Short task:
Pull out every line containing the string "бюджетам".
########################################
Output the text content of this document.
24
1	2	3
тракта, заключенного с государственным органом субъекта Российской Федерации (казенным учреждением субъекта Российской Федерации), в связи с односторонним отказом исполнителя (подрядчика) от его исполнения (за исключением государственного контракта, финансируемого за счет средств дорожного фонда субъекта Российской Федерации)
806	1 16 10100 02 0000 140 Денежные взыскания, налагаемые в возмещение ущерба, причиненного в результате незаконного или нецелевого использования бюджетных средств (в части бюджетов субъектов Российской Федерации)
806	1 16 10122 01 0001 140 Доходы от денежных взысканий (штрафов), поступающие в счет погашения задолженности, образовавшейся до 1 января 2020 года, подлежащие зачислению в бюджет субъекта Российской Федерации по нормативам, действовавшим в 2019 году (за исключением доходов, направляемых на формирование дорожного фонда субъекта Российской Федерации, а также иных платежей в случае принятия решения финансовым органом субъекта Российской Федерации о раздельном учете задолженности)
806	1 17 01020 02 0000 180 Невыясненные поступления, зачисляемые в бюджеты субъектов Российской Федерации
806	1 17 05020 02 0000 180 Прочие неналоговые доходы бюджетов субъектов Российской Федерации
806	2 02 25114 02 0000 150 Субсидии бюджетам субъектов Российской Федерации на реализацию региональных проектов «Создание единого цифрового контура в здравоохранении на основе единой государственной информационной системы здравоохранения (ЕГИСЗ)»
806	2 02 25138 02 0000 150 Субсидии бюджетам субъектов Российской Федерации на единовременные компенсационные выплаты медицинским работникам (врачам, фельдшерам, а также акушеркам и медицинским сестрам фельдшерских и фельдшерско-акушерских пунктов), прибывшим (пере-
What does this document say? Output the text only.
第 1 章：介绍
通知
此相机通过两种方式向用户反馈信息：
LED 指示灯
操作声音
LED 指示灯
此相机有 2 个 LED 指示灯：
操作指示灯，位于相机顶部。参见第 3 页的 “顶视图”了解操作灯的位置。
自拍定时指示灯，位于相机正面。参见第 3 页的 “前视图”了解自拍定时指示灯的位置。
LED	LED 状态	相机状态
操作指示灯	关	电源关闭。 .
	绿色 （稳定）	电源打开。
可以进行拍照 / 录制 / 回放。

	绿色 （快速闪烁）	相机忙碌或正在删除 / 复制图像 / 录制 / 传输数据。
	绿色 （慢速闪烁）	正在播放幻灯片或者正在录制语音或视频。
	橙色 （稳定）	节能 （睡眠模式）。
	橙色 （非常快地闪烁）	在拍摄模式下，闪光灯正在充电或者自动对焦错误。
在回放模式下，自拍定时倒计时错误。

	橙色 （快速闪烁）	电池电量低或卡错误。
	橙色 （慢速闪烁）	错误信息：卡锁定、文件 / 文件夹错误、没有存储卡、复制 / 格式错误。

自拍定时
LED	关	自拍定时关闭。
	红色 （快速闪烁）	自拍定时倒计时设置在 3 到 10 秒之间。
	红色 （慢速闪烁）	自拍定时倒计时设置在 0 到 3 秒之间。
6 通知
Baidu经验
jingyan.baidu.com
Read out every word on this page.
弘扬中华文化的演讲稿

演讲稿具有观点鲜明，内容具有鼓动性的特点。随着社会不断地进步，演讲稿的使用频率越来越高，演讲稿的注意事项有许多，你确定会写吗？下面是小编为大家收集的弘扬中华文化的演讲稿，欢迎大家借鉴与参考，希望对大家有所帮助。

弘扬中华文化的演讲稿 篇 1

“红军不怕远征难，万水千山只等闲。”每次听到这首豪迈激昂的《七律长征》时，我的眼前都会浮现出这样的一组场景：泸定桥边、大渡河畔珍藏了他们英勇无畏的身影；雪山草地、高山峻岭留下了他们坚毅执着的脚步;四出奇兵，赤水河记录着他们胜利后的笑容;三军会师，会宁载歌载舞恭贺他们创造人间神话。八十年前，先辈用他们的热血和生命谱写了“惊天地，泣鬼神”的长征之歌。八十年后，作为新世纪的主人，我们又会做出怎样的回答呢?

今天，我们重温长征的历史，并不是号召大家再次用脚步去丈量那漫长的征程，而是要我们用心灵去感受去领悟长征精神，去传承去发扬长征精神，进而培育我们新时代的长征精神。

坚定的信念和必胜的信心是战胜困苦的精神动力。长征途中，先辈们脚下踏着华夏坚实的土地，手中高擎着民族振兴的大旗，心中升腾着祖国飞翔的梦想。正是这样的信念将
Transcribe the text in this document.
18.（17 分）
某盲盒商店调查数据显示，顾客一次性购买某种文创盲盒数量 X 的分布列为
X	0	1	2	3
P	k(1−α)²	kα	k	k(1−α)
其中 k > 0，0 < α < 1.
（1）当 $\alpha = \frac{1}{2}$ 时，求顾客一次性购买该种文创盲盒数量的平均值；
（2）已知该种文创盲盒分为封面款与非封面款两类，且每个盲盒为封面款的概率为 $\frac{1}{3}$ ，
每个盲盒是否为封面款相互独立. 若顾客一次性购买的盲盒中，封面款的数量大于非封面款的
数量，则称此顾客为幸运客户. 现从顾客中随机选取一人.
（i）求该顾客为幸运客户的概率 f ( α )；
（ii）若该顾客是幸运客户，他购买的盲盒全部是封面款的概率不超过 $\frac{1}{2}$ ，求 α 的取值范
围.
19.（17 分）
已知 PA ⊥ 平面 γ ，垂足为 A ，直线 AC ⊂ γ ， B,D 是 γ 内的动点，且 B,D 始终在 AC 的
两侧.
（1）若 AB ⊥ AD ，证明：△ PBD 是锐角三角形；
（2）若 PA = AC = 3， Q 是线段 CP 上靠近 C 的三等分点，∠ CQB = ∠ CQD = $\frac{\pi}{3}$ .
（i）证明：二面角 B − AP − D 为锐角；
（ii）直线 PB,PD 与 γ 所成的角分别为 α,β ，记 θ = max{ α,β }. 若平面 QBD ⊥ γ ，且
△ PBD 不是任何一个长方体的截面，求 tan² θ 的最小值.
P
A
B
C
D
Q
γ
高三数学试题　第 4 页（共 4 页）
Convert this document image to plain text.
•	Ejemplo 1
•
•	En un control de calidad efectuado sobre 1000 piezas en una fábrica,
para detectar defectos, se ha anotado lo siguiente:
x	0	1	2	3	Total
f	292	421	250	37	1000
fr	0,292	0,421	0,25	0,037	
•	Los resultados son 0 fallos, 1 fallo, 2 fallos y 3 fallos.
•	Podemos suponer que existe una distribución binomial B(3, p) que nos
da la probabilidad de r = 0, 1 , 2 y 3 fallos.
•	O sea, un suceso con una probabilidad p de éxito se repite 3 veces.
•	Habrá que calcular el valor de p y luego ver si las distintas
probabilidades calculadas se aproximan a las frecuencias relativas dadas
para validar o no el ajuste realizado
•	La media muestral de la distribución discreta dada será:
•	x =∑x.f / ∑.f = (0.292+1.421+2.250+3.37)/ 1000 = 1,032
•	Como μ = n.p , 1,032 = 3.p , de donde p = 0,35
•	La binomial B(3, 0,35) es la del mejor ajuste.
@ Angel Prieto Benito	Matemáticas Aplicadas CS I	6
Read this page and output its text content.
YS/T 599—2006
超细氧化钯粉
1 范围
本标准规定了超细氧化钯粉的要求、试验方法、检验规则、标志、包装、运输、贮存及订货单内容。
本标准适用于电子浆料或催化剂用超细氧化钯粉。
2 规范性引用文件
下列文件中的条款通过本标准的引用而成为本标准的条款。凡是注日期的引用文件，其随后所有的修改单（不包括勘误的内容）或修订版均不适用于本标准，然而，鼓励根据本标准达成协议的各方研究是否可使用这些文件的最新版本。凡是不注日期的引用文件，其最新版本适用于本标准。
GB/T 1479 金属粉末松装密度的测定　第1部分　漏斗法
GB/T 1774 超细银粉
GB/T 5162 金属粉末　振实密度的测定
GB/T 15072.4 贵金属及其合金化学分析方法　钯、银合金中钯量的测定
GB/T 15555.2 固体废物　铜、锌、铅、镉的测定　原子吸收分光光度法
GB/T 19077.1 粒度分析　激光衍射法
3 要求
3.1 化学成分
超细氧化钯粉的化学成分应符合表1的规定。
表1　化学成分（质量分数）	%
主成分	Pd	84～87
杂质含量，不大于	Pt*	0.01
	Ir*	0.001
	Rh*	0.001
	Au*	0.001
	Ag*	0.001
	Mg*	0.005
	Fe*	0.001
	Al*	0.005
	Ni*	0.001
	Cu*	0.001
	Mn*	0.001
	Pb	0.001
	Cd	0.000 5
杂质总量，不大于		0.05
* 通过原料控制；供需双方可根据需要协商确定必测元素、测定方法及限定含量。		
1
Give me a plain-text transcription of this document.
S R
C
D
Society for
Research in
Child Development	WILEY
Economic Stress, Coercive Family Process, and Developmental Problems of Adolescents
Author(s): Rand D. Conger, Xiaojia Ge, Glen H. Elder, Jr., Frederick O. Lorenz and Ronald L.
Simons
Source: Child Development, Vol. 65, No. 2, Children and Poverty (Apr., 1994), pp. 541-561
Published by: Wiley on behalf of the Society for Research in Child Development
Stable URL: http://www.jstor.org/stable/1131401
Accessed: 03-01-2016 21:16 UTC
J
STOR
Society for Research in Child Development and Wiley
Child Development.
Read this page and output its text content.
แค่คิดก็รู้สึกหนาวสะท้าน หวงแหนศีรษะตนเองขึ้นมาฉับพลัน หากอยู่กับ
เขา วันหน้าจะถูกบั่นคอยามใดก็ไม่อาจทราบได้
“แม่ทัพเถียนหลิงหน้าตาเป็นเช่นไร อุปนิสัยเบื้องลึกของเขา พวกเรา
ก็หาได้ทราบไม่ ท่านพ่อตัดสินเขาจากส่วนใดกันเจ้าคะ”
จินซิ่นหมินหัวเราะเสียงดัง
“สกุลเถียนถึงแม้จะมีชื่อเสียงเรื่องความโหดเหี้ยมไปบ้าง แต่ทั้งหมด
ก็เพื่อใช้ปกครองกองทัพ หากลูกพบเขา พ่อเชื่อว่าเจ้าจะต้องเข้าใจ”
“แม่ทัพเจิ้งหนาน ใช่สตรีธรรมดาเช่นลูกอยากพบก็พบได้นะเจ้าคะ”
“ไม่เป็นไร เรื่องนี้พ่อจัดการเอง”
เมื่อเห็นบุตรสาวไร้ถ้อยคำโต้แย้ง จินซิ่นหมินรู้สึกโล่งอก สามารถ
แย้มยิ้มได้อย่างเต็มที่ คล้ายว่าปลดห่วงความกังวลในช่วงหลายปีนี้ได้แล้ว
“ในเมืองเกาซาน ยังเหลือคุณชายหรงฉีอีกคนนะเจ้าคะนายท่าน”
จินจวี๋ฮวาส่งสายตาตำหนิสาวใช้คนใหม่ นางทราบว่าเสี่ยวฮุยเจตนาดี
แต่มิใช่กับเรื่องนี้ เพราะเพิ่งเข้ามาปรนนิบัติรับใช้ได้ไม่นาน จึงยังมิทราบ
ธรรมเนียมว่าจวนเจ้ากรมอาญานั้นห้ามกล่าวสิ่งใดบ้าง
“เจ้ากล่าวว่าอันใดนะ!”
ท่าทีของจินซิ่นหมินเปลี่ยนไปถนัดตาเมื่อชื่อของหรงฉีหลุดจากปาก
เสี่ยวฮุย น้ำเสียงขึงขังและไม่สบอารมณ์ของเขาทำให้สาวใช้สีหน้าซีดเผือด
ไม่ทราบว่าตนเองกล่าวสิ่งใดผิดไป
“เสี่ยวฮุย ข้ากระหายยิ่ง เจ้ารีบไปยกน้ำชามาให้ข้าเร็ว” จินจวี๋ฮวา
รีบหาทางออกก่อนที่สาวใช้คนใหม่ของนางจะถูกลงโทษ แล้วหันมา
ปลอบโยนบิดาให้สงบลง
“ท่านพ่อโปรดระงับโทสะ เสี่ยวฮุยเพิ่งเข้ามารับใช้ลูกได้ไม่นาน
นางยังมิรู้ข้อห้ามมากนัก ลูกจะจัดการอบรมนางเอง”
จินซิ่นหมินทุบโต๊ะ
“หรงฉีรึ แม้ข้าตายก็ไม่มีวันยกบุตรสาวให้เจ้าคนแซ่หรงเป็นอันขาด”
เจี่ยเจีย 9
########################################
Answer:
806	2 02 25114 02 0000 150 Субсидии бюджетам субъектов Российской Федерации на реализацию региональных проектов «Создание единого цифрового контура в здравоохранении на основе единой государственной информационной системы здравоохранения (ЕГИСЗ)»
806	2 02 25138 02 0000 150 Субсидии бюджетам субъектов Российской Федерации на единовременные компенсационные выплаты медицинским работникам (врачам, фельдшерам, а также акушеркам и медицинским сестрам фельдшерских и фельдшерско-акушерских пунктов), прибывшим (пере-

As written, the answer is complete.